* _Given records_:
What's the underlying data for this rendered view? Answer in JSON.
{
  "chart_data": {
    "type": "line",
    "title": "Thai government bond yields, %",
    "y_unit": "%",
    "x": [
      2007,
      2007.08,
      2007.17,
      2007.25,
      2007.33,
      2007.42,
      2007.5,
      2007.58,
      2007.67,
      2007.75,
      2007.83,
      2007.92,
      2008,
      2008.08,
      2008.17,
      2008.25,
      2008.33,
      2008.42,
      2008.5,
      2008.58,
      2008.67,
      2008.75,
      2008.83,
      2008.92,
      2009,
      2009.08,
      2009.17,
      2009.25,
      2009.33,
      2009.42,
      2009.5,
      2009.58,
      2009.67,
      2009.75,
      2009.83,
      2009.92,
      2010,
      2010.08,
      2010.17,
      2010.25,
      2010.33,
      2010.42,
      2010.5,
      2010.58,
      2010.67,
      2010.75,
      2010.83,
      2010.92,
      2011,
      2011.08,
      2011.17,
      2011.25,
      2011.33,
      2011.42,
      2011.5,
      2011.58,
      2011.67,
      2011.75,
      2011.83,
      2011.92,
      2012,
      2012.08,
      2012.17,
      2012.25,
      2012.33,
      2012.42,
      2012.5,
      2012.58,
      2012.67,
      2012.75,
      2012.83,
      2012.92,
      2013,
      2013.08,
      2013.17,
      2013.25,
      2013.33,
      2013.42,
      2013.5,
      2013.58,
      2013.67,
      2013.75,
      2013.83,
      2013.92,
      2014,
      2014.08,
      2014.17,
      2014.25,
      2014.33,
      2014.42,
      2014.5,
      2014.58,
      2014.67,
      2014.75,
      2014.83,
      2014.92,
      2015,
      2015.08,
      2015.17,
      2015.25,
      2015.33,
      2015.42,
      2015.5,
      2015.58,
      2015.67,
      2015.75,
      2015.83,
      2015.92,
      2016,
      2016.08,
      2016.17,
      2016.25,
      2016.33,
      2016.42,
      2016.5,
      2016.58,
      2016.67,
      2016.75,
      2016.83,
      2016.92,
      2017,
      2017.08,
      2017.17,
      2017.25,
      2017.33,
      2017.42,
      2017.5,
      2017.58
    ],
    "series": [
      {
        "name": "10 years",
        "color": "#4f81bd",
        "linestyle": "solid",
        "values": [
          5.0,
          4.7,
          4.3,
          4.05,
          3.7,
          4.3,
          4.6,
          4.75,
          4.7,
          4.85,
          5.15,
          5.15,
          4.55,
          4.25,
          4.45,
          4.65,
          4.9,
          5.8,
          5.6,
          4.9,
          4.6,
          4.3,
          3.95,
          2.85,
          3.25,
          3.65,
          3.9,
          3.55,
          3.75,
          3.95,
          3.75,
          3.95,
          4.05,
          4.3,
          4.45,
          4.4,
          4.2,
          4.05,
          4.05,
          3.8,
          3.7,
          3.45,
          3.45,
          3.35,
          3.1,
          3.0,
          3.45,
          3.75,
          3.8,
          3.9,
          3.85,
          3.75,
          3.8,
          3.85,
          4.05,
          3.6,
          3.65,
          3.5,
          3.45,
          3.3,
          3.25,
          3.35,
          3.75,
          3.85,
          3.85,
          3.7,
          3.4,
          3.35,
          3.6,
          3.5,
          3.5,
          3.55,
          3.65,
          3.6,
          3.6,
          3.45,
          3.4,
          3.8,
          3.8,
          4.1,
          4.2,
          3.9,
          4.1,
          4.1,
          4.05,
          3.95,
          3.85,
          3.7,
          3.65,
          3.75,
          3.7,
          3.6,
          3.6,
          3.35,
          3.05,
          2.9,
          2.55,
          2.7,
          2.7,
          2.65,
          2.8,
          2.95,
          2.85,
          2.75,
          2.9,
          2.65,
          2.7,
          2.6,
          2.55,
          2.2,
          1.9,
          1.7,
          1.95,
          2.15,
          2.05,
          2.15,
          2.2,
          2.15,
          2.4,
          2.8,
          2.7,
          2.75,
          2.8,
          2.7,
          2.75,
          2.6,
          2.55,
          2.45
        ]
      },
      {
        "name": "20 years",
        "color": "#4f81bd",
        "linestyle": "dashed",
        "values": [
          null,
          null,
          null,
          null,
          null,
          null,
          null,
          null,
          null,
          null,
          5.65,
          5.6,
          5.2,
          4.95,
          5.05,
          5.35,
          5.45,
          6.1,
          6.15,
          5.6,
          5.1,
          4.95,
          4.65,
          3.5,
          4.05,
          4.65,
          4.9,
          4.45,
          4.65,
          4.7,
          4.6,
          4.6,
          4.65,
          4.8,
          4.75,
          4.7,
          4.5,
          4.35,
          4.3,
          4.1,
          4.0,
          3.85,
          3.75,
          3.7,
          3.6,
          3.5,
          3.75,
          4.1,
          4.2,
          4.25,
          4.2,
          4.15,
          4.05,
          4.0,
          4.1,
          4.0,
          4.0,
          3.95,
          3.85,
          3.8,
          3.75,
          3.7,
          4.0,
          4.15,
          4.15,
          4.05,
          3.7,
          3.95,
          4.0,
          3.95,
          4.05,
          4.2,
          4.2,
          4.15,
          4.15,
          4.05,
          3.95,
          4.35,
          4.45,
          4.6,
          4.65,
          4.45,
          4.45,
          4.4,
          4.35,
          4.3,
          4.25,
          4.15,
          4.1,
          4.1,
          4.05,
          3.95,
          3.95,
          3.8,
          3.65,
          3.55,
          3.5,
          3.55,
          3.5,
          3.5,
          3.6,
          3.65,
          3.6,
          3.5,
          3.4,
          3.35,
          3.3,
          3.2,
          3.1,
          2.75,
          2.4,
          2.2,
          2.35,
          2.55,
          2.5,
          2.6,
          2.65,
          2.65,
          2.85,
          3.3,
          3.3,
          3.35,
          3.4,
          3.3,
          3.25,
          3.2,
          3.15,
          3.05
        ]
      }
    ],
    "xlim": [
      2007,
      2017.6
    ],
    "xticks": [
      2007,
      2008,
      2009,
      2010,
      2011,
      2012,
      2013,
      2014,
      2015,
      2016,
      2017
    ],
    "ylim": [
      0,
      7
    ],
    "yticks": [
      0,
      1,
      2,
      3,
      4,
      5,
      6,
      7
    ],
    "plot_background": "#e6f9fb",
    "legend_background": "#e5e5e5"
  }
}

* _Challenge_: Repeat the records above exactly, from the first line to the last.

* _Written answer_:
What's the underlying data for this rendered view? Answer in JSON.
{
  "chart_data": {
    "type": "line",
    "title": "Thai government bond yields, %",
    "y_unit": "%",
    "x": [
      2007,
      2007.08,
      2007.17,
      2007.25,
      2007.33,
      2007.42,
      2007.5,
      2007.58,
      2007.67,
      2007.75,
      2007.83,
      2007.92,
      2008,
      2008.08,
      2008.17,
      2008.25,
      2008.33,
      2008.42,
      2008.5,
      2008.58,
      2008.67,
      2008.75,
      2008.83,
      2008.92,
      2009,
      2009.08,
      2009.17,
      2009.25,
      2009.33,
      2009.42,
      2009.5,
      2009.58,
      2009.67,
      2009.75,
      2009.83,
      2009.92,
      2010,
      2010.08,
      2010.17,
      2010.25,
      2010.33,
      2010.42,
      2010.5,
      2010.58,
      2010.67,
      2010.75,
      2010.83,
      2010.92,
      2011,
      2011.08,
      2011.17,
      2011.25,
      2011.33,
      2011.42,
      2011.5,
      2011.58,
      2011.67,
      2011.75,
      2011.83,
      2011.92,
      2012,
      2012.08,
      2012.17,
      2012.25,
      2012.33,
      2012.42,
      2012.5,
      2012.58,
      2012.67,
      2012.75,
      2012.83,
      2012.92,
      2013,
      2013.08,
      2013.17,
      2013.25,
      2013.33,
      2013.42,
      2013.5,
      2013.58,
      2013.67,
      2013.75,
      2013.83,
      2013.92,
      2014,
      2014.08,
      2014.17,
      2014.25,
      2014.33,
      2014.42,
      2014.5,
      2014.58,
      2014.67,
      2014.75,
      2014.83,
      2014.92,
      2015,
      2015.08,
      2015.17,
      2015.25,
      2015.33,
      2015.42,
      2015.5,
      2015.58,
      2015.67,
      2015.75,
      2015.83,
      2015.92,
      2016,
      2016.08,
      2016.17,
      2016.25,
      2016.33,
      2016.42,
      2016.5,
      2016.58,
      2016.67,
      2016.75,
      2016.83,
      2016.92,
      2017,
      2017.08,
      2017.17,
      2017.25,
      2017.33,
      2017.42,
      2017.5,
      2017.58
    ],
    "series": [
      {
        "name": "10 years",
        "color": "#4f81bd",
        "linestyle": "solid",
        "values": [
          5.0,
          4.7,
          4.3,
          4.05,
          3.7,
          4.3,
          4.6,
          4.75,
          4.7,
          4.85,
          5.15,
          5.15,
          4.55,
          4.25,
          4.45,
          4.65,
          4.9,
          5.8,
          5.6,
          4.9,
          4.6,
          4.3,
          3.95,
          2.85,
          3.25,
          3.65,
          3.9,
          3.55,
          3.75,
          3.95,
          3.75,
          3.95,
          4.05,
          4.3,
          4.45,
          4.4,
          4.2,
          4.05,
          4.05,
          3.8,
          3.7,
          3.45,
          3.45,
          3.35,
          3.1,
          3.0,
          3.45,
          3.75,
          3.8,
          3.9,
          3.85,
          3.75,
          3.8,
          3.85,
          4.05,
          3.6,
          3.65,
          3.5,
          3.45,
          3.3,
          3.25,
          3.35,
          3.75,
          3.85,
          3.85,
          3.7,
          3.4,
          3.35,
          3.6,
          3.5,
          3.5,
          3.55,
          3.65,
          3.6,
          3.6,
          3.45,
          3.4,
          3.8,
          3.8,
          4.1,
          4.2,
          3.9,
          4.1,
          4.1,
          4.05,
          3.95,
          3.85,
          3.7,
          3.65,
          3.75,
          3.7,
          3.6,
          3.6,
          3.35,
          3.05,
          2.9,
          2.55,
          2.7,
          2.7,
          2.65,
          2.8,
          2.95,
          2.85,
          2.75,
          2.9,
          2.65,
          2.7,
          2.6,
          2.55,
          2.2,
          1.9,
          1.7,
          1.95,
          2.15,
          2.05,
          2.15,
          2.2,
          2.15,
          2.4,
          2.8,
          2.7,
          2.75,
          2.8,
          2.7,
          2.75,
          2.6,
          2.55,
          2.45
        ]
      },
      {
        "name": "20 years",
        "color": "#4f81bd",
        "linestyle": "dashed",
        "values": [
          null,
          null,
          null,
          null,
          null,
          null,
          null,
          null,
          null,
          null,
          5.65,
          5.6,
          5.2,
          4.95,
          5.05,
          5.35,
          5.45,
          6.1,
          6.15,
          5.6,
          5.1,
          4.95,
          4.65,
          3.5,
          4.05,
          4.65,
          4.9,
          4.45,
          4.65,
          4.7,
          4.6,
          4.6,
          4.65,
          4.8,
          4.75,
          4.7,
          4.5,
          4.35,
          4.3,
          4.1,
          4.0,
          3.85,
          3.75,
          3.7,
          3.6,
          3.5,
          3.75,
          4.1,
          4.2,
          4.25,
          4.2,
          4.15,
          4.05,
          4.0,
          4.1,
          4.0,
          4.0,
          3.95,
          3.85,
          3.8,
          3.75,
          3.7,
          4.0,
          4.15,
          4.15,
          4.05,
          3.7,
          3.95,
          4.0,
          3.95,
          4.05,
          4.2,
          4.2,
          4.15,
          4.15,
          4.05,
          3.95,
          4.35,
          4.45,
          4.6,
          4.65,
          4.45,
          4.45,
          4.4,
          4.35,
          4.3,
          4.25,
          4.15,
          4.1,
          4.1,
          4.05,
          3.95,
          3.95,
          3.8,
          3.65,
          3.55,
          3.5,
          3.55,
          3.5,
          3.5,
          3.6,
          3.65,
          3.6,
          3.5,
          3.4,
          3.35,
          3.3,
          3.2,
          3.1,
          2.75,
          2.4,
          2.2,
          2.35,
          2.55,
          2.5,
          2.6,
          2.65,
          2.65,
          2.85,
          3.3,
          3.3,
          3.35,
          3.4,
          3.3,
          3.25,
          3.2,
          3.15,
          3.05
        ]
      }
    ],
    "xlim": [
      2007,
      2017.6
    ],
    "xticks": [
      2007,
      2008,
      2009,
      2010,
      2011,
      2012,
      2013,
      2014,
      2015,
      2016,
      2017
    ],
    "ylim": [
      0,
      7
    ],
    "yticks": [
      0,
      1,
      2,
      3,
      4,
      5,
      6,
      7
    ],
    "plot_background": "#e6f9fb",
    "legend_background": "#e5e5e5"
  }
}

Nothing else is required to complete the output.